**Your objective**
In the data that follows, count each line holding the string "Variación"; answer with the number only.

┌─ Records

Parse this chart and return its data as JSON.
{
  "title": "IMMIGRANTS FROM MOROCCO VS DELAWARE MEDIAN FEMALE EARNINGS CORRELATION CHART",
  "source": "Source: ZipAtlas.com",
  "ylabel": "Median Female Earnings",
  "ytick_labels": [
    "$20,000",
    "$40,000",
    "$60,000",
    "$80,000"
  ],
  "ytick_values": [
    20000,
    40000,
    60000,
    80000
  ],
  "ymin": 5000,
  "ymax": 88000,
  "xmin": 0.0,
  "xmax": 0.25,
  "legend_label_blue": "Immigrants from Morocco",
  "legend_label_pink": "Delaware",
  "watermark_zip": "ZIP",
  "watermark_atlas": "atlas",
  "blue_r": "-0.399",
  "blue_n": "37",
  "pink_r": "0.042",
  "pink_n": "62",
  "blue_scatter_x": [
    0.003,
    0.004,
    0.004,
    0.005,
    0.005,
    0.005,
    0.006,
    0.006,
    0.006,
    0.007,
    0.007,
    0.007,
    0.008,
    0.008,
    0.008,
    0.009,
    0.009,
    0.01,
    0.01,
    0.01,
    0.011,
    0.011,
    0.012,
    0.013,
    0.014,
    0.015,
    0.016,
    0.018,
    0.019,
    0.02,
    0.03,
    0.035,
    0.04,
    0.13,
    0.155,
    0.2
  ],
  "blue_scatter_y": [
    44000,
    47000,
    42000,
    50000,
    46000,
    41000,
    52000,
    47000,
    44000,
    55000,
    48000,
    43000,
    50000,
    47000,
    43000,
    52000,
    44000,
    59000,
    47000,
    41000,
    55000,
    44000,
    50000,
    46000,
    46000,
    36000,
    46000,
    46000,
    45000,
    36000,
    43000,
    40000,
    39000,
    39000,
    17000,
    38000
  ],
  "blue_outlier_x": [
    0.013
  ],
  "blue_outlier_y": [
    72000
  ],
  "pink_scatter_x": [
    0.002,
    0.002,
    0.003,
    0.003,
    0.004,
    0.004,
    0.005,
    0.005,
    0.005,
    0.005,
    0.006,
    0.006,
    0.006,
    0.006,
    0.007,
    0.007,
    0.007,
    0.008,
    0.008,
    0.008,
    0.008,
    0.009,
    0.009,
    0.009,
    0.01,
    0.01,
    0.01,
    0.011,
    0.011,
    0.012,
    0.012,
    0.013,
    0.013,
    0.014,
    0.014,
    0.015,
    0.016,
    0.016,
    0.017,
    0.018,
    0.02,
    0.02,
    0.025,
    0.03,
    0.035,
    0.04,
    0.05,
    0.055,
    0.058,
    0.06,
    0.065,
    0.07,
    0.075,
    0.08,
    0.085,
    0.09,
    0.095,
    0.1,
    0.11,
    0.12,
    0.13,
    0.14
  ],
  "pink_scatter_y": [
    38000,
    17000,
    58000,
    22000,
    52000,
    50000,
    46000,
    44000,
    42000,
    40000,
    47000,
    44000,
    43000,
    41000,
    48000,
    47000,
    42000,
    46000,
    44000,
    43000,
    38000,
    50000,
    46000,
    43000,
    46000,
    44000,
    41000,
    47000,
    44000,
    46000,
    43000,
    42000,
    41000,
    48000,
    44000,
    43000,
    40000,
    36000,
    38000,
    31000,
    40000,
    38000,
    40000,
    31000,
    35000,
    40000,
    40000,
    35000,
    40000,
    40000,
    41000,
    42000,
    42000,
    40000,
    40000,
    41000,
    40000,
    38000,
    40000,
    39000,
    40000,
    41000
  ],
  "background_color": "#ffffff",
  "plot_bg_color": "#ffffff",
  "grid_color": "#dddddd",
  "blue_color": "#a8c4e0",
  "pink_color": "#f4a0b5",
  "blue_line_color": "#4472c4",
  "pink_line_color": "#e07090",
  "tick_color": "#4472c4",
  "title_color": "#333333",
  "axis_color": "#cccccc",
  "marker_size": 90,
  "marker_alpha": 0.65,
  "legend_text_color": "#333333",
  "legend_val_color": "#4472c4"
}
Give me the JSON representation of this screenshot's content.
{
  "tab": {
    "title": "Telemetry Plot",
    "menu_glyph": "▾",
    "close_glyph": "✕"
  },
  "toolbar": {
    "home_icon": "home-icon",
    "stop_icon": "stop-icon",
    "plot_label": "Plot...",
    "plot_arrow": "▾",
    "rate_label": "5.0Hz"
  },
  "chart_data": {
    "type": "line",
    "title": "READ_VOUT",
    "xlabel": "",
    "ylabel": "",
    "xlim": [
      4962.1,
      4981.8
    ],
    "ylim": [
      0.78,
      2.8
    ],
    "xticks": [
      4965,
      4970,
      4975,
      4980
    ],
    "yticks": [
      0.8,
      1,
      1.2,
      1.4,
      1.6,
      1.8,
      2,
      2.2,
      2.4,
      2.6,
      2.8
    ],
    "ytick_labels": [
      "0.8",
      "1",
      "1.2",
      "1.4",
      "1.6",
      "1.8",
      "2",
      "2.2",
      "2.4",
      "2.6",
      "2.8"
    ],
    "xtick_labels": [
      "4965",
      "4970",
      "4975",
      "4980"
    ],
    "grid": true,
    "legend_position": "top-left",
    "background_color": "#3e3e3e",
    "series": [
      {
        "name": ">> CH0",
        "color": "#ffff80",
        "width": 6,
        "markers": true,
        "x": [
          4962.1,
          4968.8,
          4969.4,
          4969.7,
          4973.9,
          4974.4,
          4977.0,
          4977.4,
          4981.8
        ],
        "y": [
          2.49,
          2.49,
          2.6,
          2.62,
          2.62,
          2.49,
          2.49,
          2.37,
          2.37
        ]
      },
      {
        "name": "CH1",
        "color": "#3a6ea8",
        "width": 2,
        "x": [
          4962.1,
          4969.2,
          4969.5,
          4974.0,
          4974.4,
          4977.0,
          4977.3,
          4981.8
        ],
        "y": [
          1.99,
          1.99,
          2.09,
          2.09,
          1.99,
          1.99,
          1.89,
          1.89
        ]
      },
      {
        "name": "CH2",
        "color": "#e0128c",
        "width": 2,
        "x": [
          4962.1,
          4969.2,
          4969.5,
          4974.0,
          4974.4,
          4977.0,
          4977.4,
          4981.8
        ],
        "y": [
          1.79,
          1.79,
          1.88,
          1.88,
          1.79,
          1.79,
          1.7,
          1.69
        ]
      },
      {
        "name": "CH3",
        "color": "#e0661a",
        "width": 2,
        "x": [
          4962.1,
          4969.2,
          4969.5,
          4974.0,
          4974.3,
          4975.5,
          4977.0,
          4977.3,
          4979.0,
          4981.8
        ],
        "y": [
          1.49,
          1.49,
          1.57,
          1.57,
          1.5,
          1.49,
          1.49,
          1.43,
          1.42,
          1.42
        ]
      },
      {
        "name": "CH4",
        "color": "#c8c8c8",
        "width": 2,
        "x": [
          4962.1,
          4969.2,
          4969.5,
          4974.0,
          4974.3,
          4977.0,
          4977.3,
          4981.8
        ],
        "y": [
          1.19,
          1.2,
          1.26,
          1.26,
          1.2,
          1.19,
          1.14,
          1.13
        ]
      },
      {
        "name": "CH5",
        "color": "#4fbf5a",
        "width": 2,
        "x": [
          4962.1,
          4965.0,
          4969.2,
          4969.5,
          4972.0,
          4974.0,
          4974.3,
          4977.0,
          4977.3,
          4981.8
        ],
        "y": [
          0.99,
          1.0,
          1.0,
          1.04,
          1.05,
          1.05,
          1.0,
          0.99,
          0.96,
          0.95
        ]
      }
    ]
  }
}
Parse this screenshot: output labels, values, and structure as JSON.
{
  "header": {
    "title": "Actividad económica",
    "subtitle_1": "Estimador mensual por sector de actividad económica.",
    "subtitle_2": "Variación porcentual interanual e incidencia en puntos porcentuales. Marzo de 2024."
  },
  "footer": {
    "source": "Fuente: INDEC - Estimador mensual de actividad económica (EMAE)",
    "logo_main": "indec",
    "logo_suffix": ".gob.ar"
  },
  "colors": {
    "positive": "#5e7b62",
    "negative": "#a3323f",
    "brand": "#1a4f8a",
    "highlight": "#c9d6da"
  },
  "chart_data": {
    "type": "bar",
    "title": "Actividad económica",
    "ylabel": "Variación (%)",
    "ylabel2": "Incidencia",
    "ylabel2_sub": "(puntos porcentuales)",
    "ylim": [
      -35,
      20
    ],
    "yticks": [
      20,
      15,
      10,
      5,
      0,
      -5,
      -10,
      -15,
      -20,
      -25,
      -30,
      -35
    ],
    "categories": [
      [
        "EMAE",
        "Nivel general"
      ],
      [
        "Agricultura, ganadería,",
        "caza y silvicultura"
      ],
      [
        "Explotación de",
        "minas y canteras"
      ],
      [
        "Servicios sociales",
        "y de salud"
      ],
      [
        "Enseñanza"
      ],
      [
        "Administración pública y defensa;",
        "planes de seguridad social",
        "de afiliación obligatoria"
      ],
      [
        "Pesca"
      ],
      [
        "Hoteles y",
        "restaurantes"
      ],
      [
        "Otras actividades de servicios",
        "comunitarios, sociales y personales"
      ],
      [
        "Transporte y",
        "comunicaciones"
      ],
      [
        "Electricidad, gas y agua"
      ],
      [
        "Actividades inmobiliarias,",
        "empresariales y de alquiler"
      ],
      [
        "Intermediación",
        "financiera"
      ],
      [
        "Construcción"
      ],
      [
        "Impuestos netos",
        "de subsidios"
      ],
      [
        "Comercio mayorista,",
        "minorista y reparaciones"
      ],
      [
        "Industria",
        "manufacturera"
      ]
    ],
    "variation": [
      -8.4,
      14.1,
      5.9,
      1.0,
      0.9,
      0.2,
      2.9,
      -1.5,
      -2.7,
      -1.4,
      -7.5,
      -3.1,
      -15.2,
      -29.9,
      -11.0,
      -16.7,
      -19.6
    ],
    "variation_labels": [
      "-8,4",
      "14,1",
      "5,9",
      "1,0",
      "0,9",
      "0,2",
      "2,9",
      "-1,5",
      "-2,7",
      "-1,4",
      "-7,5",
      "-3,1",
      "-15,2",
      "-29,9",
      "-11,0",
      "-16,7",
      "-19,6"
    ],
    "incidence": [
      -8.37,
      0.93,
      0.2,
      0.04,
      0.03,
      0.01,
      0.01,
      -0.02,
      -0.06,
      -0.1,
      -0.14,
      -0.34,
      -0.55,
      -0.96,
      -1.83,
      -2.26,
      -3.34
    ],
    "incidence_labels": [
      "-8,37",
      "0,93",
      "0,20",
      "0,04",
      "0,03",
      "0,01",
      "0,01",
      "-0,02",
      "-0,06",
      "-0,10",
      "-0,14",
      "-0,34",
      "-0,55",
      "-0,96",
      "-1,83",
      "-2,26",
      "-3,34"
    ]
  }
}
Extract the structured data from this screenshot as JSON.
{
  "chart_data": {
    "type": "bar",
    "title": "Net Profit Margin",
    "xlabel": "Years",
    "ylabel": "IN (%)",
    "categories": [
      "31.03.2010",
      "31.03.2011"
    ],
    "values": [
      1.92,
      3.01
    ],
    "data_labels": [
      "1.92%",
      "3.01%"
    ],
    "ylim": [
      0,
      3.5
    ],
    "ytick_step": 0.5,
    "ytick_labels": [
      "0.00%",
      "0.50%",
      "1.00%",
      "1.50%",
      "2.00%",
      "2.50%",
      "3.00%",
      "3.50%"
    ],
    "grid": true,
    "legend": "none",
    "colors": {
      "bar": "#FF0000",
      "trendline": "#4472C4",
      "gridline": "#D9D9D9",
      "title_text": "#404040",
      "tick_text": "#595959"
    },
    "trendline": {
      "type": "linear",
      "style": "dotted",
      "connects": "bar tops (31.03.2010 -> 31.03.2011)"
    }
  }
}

└─

**Final answer**
2